→ **DIRECTIONS FOR THIS TASK**
Copy all of the material below exactly.

[Start of SUPPLIED INFORMATION]

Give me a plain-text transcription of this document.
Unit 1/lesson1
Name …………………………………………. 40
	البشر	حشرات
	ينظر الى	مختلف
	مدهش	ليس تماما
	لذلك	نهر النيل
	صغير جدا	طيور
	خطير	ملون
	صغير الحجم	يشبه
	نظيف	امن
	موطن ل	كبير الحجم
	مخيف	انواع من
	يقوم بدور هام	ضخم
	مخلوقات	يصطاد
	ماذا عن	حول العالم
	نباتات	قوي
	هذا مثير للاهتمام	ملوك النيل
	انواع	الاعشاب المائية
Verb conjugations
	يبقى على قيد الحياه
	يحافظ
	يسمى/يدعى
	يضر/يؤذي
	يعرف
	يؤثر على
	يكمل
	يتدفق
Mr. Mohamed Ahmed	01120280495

[End of SUPPLIED INFORMATION]

→ **THE ANSWER**
Give me a plain-text transcription of this document.
Unit 1/lesson1
Name …………………………………………. 40
	البشر	حشرات
	ينظر الى	مختلف
	مدهش	ليس تماما
	لذلك	نهر النيل
	صغير جدا	طيور
	خطير	ملون
	صغير الحجم	يشبه
	نظيف	امن
	موطن ل	كبير الحجم
	مخيف	انواع من
	يقوم بدور هام	ضخم
	مخلوقات	يصطاد
	ماذا عن	حول العالم
	نباتات	قوي
	هذا مثير للاهتمام	ملوك النيل
	انواع	الاعشاب المائية
Verb conjugations
	يبقى على قيد الحياه
	يحافظ
	يسمى/يدعى
	يضر/يؤذي
	يعرف
	يؤثر على
	يكمل
	يتدفق
Mr. Mohamed Ahmed	01120280495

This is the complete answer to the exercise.